## RECORDS FOR PROCESSING
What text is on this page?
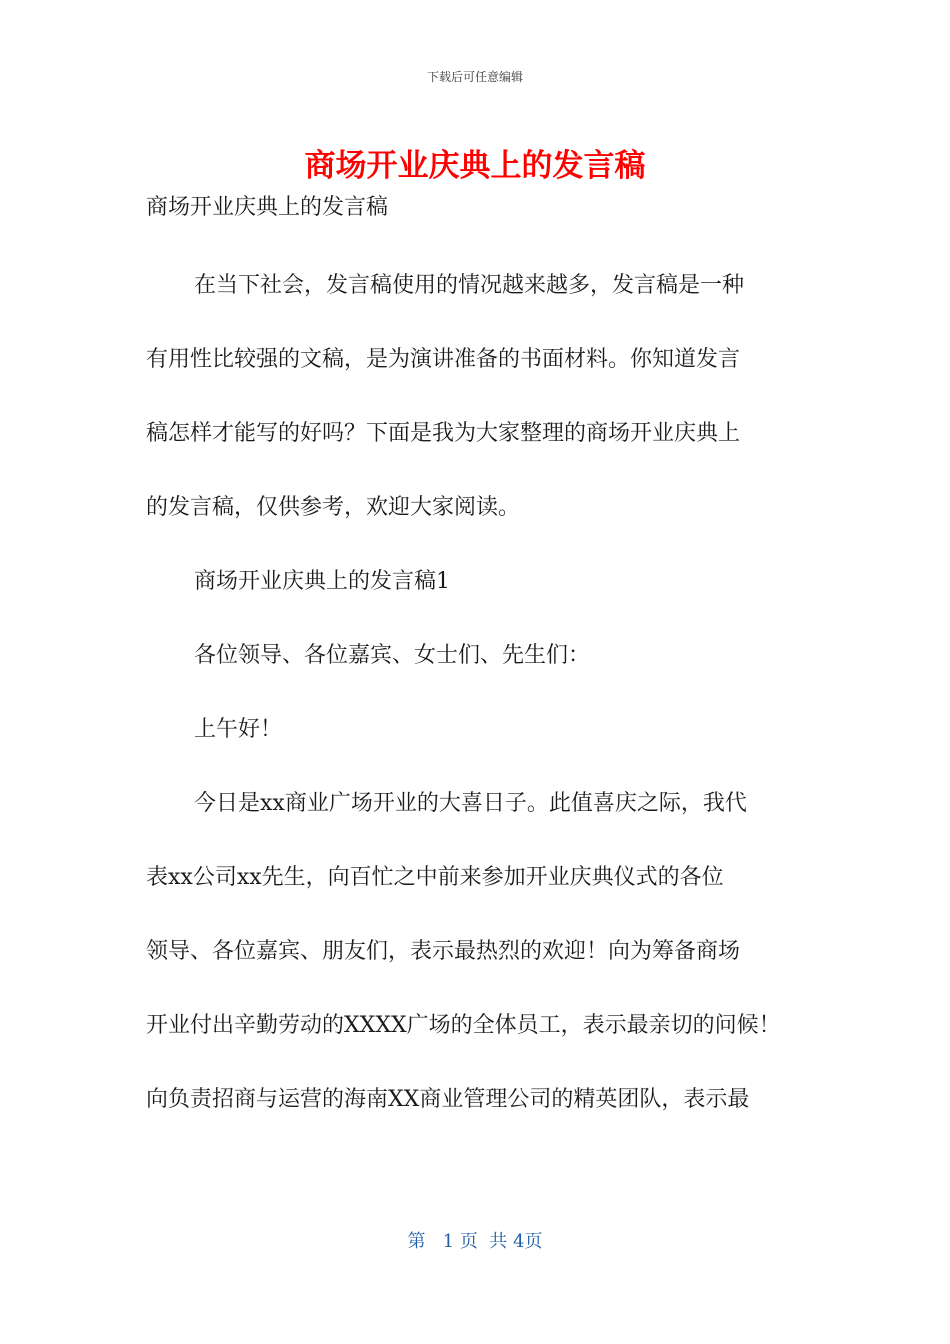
下载后可任意编辑
商场开业庆典上的发言稿
商场开业庆典上的发言稿
在当下社会，发言稿使用的情况越来越多，发言稿是一种
有用性比较强的文稿，是为演讲准备的书面材料。你知道发言
稿怎样才能写的好吗？下面是我为大家整理的商场开业庆典上
的发言稿，仅供参考，欢迎大家阅读。
商场开业庆典上的发言稿1
各位领导、各位嘉宾、女士们、先生们：
上午好！
今日是xx商业广场开业的大喜日子。此值喜庆之际，我代
表xx公司xx先生，向百忙之中前来参加开业庆典仪式的各位
领导、各位嘉宾、朋友们，表示最热烈的欢迎！向为筹备商场
开业付出辛勤劳动的XXXX广场的全体员工，表示最亲切的问候！
向负责招商与运营的海南XX商业管理公司的精英团队，表示最
第   1 页  共 4页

## STATED EXERCISE
Return, from the data, each line that has the word "各位嘉宾" in it.

## THE SOLUTION
各位领导、各位嘉宾、女士们、先生们：
领导、各位嘉宾、朋友们，表示最热烈的欢迎！向为筹备商场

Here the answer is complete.